━━━━━ Materials provided ━━━━━
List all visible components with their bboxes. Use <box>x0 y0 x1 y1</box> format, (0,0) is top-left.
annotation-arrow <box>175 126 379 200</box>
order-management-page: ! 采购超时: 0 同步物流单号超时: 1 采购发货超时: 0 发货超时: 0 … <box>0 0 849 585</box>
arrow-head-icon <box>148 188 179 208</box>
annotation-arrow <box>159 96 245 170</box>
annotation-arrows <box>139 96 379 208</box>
━━━━━
## To be done
Write out all of the material above word for word, line by line, with nothing changed.

## Response
List all visible components with their bboxes. Use <box>x0 y0 x1 y1</box> format, (0,0) is top-left.
annotation-arrow <box>175 126 379 200</box>
order-management-page: ! 采购超时: 0 同步物流单号超时: 1 采购发货超时: 0 发货超时: 0 … <box>0 0 849 585</box>
arrow-head-icon <box>148 188 179 208</box>
annotation-arrow <box>159 96 245 170</box>
annotation-arrows <box>139 96 379 208</box>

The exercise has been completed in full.